- **Data supplied**:
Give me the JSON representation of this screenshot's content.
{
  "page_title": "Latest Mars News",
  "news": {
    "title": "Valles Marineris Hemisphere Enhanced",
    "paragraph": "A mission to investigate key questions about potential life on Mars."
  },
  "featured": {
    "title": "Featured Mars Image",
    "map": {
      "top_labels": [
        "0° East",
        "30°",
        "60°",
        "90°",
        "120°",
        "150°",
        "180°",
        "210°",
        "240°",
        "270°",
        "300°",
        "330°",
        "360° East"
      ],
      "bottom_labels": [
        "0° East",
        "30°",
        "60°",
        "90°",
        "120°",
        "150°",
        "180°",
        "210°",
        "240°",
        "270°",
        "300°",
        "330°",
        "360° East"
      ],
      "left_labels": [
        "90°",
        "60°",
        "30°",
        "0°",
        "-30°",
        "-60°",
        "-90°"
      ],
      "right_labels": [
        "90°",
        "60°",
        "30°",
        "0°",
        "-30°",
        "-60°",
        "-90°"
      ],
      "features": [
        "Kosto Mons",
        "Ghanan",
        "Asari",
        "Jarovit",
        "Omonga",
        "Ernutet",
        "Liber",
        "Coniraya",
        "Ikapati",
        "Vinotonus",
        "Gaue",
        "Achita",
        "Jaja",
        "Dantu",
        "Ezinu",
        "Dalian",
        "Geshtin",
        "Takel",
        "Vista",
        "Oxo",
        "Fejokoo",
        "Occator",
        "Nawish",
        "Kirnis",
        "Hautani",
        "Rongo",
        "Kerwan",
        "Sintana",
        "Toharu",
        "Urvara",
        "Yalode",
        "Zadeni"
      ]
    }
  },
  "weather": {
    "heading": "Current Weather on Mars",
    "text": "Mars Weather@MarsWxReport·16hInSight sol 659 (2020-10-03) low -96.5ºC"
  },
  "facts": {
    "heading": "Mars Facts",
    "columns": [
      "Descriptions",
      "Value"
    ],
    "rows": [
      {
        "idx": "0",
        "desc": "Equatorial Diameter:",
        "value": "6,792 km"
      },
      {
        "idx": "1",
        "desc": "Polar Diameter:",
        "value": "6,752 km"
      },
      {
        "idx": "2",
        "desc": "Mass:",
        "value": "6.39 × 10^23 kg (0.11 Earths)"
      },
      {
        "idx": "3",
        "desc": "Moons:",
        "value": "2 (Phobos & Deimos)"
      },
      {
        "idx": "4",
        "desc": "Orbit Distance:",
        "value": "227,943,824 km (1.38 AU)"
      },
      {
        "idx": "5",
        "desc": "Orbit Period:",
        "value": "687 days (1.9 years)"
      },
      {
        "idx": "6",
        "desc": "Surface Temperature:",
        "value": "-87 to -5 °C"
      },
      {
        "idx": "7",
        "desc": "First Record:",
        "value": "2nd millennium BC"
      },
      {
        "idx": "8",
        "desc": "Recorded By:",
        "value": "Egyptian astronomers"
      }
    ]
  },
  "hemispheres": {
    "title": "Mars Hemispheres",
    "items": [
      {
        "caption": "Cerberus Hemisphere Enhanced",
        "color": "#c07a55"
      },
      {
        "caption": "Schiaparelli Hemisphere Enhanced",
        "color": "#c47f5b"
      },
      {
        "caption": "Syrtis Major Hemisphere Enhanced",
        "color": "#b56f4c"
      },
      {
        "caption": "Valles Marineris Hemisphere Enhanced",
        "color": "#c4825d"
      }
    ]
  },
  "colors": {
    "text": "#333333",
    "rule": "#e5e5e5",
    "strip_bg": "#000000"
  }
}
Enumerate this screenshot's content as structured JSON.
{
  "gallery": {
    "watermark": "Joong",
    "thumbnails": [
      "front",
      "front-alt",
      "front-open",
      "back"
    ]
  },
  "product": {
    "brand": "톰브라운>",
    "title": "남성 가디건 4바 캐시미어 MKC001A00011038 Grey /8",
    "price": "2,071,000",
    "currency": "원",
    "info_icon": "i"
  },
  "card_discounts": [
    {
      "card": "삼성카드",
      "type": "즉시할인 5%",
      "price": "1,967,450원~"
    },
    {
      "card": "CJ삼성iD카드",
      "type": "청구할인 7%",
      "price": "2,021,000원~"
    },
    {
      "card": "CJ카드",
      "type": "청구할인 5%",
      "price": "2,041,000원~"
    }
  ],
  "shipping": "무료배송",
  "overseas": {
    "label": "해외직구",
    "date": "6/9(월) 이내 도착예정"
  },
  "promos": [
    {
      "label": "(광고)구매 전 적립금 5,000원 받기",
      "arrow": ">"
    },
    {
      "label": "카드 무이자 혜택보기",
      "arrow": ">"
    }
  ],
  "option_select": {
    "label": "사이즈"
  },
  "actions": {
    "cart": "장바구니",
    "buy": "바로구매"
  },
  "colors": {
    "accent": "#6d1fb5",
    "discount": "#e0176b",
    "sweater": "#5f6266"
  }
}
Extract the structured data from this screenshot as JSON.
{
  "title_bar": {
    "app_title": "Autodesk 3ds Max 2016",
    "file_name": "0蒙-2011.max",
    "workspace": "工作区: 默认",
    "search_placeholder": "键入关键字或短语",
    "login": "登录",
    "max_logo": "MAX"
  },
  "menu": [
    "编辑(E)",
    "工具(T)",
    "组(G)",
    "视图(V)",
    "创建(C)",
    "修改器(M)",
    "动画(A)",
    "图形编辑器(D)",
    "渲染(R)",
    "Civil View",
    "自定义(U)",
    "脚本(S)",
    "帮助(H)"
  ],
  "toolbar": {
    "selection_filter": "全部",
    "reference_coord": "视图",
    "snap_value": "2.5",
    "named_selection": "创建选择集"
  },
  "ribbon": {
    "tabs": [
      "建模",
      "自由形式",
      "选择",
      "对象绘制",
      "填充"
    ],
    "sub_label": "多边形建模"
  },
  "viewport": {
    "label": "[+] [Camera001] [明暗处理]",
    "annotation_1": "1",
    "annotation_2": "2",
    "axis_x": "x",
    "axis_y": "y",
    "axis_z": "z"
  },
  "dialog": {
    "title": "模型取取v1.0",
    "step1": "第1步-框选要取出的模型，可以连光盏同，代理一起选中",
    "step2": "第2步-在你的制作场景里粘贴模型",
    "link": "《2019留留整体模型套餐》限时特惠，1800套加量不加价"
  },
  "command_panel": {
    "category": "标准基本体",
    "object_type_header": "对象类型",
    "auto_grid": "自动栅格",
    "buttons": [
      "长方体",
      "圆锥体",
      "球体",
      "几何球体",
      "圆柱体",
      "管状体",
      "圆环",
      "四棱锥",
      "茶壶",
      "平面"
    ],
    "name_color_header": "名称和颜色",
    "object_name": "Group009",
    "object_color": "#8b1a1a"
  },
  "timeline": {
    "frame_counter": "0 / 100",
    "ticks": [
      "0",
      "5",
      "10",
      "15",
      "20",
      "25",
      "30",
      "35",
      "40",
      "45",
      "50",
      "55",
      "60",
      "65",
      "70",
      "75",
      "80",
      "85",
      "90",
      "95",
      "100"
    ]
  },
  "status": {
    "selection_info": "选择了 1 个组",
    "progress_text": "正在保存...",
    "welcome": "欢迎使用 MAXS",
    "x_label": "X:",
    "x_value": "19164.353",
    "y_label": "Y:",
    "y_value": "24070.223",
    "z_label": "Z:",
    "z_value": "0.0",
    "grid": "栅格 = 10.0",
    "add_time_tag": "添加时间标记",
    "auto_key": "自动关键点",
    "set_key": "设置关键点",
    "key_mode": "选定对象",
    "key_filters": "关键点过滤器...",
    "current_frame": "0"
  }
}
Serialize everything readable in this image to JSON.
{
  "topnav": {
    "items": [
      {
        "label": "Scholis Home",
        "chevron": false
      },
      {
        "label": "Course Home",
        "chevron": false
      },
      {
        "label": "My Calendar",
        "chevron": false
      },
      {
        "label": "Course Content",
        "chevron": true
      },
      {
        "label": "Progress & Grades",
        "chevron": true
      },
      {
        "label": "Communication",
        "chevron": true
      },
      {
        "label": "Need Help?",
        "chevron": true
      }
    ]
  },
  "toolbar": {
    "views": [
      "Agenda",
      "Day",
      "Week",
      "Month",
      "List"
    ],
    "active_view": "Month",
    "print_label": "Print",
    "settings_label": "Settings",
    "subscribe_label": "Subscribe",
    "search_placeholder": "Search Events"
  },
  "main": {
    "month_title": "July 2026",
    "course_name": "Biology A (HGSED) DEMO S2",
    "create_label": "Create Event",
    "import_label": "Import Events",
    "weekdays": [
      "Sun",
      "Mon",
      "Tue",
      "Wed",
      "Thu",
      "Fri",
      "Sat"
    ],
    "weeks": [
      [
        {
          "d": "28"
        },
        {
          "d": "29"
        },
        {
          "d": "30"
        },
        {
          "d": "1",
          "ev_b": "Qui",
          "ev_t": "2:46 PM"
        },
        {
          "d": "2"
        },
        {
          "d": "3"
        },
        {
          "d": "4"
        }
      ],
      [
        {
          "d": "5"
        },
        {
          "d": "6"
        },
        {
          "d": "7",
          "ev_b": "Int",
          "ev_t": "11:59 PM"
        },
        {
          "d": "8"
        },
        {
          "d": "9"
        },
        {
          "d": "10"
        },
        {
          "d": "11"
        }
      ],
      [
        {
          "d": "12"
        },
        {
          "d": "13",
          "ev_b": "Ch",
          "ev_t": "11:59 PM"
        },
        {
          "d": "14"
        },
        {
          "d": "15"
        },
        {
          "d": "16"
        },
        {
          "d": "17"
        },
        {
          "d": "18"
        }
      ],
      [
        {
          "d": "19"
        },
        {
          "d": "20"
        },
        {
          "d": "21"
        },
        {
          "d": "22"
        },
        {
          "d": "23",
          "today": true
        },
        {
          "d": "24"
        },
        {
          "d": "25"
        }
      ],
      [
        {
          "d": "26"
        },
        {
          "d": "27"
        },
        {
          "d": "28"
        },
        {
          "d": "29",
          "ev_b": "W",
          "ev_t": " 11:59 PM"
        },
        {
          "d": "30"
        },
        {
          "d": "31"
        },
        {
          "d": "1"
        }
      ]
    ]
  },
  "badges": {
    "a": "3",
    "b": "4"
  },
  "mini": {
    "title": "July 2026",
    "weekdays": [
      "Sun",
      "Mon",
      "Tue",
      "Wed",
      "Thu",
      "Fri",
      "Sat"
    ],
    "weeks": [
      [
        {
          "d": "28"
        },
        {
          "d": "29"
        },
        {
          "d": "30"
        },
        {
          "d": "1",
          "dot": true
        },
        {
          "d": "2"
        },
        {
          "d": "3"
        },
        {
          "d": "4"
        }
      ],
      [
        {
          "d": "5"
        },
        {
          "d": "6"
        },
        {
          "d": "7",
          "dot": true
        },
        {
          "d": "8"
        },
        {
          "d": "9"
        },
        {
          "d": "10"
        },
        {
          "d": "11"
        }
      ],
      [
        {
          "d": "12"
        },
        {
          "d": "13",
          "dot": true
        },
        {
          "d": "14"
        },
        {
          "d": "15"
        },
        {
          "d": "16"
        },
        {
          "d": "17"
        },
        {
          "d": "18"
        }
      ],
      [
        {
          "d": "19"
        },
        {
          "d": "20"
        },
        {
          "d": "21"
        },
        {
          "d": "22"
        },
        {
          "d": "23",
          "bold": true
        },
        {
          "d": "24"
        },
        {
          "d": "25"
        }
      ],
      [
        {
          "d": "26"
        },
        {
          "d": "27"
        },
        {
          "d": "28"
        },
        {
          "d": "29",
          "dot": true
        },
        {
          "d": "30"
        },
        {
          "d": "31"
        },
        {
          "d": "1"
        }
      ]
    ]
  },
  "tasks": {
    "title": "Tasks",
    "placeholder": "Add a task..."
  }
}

- **Instructions to follow**: Only lines with the string "Events" belong in your answer; copy each one.

- **Task output**:
    "search_placeholder": "Search Events"
    "import_label": "Import Events",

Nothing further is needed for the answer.